SUPPLIED DATA:
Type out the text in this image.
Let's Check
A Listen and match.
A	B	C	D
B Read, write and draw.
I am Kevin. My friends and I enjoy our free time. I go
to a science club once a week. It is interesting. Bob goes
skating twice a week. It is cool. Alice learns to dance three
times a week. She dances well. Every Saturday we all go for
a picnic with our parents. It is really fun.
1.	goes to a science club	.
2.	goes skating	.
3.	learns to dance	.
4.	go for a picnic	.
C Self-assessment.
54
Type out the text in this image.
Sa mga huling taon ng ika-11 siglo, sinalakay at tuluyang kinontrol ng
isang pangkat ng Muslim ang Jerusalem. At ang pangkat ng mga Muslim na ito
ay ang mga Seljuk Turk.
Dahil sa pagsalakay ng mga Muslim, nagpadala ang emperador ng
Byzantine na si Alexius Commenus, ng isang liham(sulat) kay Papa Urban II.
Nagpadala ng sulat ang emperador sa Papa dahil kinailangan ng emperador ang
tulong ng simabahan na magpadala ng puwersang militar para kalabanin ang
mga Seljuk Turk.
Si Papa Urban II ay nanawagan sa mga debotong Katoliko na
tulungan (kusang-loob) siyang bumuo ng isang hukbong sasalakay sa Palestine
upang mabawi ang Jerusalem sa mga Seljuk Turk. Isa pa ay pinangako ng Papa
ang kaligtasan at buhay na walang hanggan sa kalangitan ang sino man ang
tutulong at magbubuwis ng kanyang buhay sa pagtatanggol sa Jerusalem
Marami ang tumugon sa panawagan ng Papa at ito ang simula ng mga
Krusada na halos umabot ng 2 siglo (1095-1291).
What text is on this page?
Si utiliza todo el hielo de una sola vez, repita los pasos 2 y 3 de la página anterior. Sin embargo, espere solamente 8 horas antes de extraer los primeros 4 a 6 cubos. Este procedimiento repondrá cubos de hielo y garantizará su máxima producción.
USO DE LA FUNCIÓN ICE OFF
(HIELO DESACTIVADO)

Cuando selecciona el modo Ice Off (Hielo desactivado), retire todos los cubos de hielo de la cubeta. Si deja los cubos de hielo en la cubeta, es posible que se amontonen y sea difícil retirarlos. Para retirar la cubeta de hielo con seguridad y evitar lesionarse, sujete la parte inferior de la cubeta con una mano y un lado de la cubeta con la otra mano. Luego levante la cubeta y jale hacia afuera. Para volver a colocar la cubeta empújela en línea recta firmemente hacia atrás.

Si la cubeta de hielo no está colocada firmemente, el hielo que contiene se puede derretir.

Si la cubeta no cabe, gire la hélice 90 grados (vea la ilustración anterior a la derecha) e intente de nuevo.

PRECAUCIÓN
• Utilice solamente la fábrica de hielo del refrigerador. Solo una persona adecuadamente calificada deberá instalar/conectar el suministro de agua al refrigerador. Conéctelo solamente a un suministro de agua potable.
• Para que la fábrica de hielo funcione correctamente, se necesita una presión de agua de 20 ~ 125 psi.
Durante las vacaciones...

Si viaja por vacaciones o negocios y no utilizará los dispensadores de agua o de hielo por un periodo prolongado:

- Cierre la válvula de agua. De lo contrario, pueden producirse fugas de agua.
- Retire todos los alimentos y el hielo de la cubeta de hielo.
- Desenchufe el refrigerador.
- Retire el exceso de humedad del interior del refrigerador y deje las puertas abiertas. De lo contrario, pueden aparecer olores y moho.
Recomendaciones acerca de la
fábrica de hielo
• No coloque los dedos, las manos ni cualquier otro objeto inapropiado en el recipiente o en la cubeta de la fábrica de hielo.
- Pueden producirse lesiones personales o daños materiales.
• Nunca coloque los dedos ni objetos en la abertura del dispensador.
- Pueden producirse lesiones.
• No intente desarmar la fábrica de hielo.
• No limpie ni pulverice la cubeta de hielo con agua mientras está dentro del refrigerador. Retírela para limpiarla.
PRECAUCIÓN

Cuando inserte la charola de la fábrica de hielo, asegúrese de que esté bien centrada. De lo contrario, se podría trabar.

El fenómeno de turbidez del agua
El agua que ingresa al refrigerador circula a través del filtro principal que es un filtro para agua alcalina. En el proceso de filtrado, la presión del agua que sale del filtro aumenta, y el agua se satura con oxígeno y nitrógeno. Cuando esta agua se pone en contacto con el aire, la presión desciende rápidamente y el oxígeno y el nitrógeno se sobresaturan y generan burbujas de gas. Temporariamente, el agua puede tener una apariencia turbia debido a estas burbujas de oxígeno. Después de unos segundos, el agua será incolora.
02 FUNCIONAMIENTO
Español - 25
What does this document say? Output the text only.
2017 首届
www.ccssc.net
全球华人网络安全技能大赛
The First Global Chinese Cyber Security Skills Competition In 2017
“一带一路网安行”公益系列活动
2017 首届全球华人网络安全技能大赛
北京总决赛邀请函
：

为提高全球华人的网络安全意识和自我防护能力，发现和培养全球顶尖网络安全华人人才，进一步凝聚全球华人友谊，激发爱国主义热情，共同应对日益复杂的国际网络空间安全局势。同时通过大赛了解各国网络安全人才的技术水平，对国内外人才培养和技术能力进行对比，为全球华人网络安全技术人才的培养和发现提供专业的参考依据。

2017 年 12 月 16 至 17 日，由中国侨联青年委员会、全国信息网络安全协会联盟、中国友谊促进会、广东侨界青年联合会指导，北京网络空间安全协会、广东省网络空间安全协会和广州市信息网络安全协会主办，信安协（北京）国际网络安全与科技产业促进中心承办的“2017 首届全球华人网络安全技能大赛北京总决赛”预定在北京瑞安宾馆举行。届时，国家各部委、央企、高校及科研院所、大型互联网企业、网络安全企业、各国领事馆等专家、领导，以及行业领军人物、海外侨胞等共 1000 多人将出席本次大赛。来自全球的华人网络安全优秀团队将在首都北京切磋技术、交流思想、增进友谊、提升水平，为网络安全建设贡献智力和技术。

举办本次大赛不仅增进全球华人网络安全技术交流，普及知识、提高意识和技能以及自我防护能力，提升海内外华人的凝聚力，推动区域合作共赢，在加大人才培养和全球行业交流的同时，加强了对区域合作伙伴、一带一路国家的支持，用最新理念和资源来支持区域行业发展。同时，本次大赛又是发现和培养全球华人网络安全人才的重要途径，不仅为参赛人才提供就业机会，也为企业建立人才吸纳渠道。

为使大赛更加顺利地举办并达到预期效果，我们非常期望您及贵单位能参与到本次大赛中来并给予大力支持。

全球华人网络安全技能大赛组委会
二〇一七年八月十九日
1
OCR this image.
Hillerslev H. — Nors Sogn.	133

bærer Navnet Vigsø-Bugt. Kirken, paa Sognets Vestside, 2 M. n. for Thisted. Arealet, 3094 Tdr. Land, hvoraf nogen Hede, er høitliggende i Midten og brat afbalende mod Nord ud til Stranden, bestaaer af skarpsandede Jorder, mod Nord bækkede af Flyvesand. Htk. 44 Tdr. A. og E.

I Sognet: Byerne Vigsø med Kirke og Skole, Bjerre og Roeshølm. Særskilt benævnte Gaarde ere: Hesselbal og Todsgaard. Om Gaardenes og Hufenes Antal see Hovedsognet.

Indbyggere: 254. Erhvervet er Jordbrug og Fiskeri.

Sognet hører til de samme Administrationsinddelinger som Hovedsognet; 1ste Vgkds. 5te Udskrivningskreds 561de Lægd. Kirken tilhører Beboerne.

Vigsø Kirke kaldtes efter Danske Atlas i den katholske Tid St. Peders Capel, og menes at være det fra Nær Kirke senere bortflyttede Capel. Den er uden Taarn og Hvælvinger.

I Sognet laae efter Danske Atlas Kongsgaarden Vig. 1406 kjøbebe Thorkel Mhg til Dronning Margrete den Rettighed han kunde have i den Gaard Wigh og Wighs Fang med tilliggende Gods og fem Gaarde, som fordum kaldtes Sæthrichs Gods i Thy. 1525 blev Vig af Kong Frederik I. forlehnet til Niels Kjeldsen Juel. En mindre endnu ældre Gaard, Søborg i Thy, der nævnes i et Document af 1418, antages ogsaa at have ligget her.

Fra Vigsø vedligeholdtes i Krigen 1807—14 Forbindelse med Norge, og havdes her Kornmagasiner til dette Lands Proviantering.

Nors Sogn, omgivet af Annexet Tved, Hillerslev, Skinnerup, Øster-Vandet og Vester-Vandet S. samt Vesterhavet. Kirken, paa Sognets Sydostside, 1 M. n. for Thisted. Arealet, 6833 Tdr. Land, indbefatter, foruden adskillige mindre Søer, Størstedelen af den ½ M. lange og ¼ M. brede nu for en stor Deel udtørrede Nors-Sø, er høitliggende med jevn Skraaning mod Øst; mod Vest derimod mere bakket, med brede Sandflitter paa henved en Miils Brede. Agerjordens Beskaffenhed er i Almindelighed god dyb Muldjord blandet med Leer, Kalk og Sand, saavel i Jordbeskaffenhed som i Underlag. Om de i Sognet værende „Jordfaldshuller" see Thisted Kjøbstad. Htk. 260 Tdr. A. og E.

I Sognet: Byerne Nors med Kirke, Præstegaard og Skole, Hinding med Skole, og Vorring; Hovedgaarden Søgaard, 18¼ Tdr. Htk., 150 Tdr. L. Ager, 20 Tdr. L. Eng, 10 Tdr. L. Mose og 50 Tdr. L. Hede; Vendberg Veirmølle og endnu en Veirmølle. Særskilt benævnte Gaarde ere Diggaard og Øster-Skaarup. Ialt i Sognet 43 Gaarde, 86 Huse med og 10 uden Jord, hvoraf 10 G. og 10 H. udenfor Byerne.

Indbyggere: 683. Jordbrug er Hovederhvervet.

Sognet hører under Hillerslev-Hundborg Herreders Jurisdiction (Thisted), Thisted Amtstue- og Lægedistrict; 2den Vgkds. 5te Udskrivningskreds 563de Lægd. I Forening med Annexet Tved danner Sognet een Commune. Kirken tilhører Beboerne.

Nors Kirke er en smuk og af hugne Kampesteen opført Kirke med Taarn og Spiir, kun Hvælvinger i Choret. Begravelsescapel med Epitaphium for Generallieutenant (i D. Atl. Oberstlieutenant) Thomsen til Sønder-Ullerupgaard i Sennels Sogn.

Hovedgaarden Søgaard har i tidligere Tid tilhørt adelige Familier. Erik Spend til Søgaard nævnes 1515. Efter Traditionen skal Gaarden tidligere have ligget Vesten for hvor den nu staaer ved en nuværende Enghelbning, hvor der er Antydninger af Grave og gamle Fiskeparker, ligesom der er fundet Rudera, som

THE REQUEST:
Reply with one number: the count of lines in the entries that include the word "Indbyggere".

EXPECTED OUTPUT:
2